## WHAT TO PRODUCE
Retype all the entries word for word, but omit the pictures.

Figure dataset records
%%

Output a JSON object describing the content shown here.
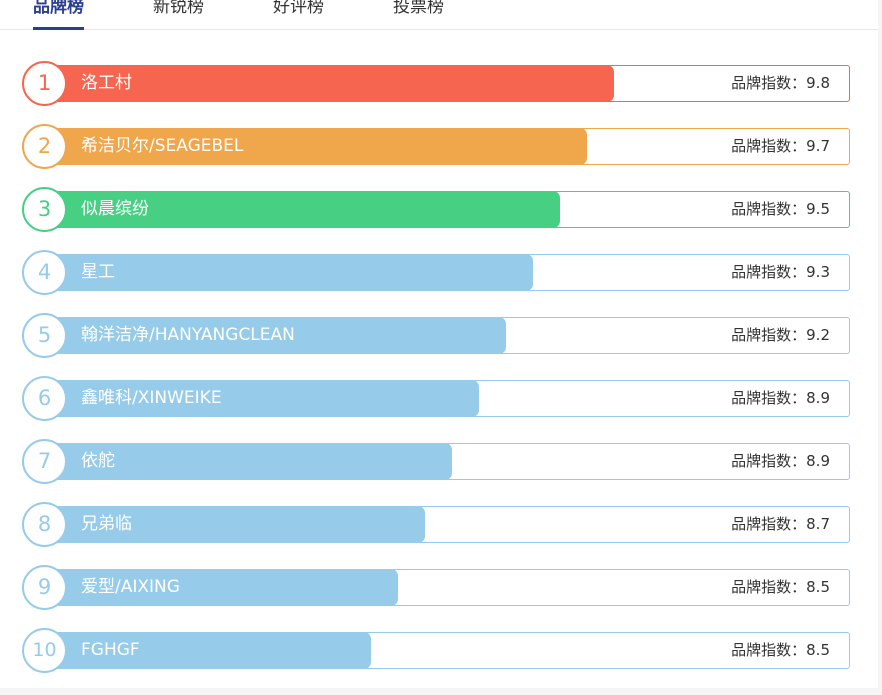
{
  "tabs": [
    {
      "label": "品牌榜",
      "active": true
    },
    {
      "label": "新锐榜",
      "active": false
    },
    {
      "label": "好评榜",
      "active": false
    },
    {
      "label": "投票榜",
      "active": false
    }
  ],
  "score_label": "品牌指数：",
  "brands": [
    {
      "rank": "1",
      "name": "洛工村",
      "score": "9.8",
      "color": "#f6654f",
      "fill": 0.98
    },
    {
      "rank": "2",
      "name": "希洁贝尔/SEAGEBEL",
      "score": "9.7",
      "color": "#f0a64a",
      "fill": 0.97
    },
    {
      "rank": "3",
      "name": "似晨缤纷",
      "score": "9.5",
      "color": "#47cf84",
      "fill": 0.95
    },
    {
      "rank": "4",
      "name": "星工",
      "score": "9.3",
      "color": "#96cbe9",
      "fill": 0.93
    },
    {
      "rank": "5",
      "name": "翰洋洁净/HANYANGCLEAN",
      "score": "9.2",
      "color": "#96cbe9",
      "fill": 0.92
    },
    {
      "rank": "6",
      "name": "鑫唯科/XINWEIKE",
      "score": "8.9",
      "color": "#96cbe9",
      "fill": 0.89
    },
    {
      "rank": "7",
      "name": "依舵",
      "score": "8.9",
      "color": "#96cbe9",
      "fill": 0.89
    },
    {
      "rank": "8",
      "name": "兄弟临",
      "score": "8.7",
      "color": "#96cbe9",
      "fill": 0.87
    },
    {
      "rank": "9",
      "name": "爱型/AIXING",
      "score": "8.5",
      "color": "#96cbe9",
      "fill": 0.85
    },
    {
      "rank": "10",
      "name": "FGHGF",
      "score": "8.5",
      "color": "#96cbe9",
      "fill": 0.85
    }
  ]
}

%%

## EXPECTED OUTPUT
Output a JSON object describing the content shown here.
{
  "tabs": [
    {
      "label": "品牌榜",
      "active": true
    },
    {
      "label": "新锐榜",
      "active": false
    },
    {
      "label": "好评榜",
      "active": false
    },
    {
      "label": "投票榜",
      "active": false
    }
  ],
  "score_label": "品牌指数：",
  "brands": [
    {
      "rank": "1",
      "name": "洛工村",
      "score": "9.8",
      "color": "#f6654f",
      "fill": 0.98
    },
    {
      "rank": "2",
      "name": "希洁贝尔/SEAGEBEL",
      "score": "9.7",
      "color": "#f0a64a",
      "fill": 0.97
    },
    {
      "rank": "3",
      "name": "似晨缤纷",
      "score": "9.5",
      "color": "#47cf84",
      "fill": 0.95
    },
    {
      "rank": "4",
      "name": "星工",
      "score": "9.3",
      "color": "#96cbe9",
      "fill": 0.93
    },
    {
      "rank": "5",
      "name": "翰洋洁净/HANYANGCLEAN",
      "score": "9.2",
      "color": "#96cbe9",
      "fill": 0.92
    },
    {
      "rank": "6",
      "name": "鑫唯科/XINWEIKE",
      "score": "8.9",
      "color": "#96cbe9",
      "fill": 0.89
    },
    {
      "rank": "7",
      "name": "依舵",
      "score": "8.9",
      "color": "#96cbe9",
      "fill": 0.89
    },
    {
      "rank": "8",
      "name": "兄弟临",
      "score": "8.7",
      "color": "#96cbe9",
      "fill": 0.87
    },
    {
      "rank": "9",
      "name": "爱型/AIXING",
      "score": "8.5",
      "color": "#96cbe9",
      "fill": 0.85
    },
    {
      "rank": "10",
      "name": "FGHGF",
      "score": "8.5",
      "color": "#96cbe9",
      "fill": 0.85
    }
  ]
}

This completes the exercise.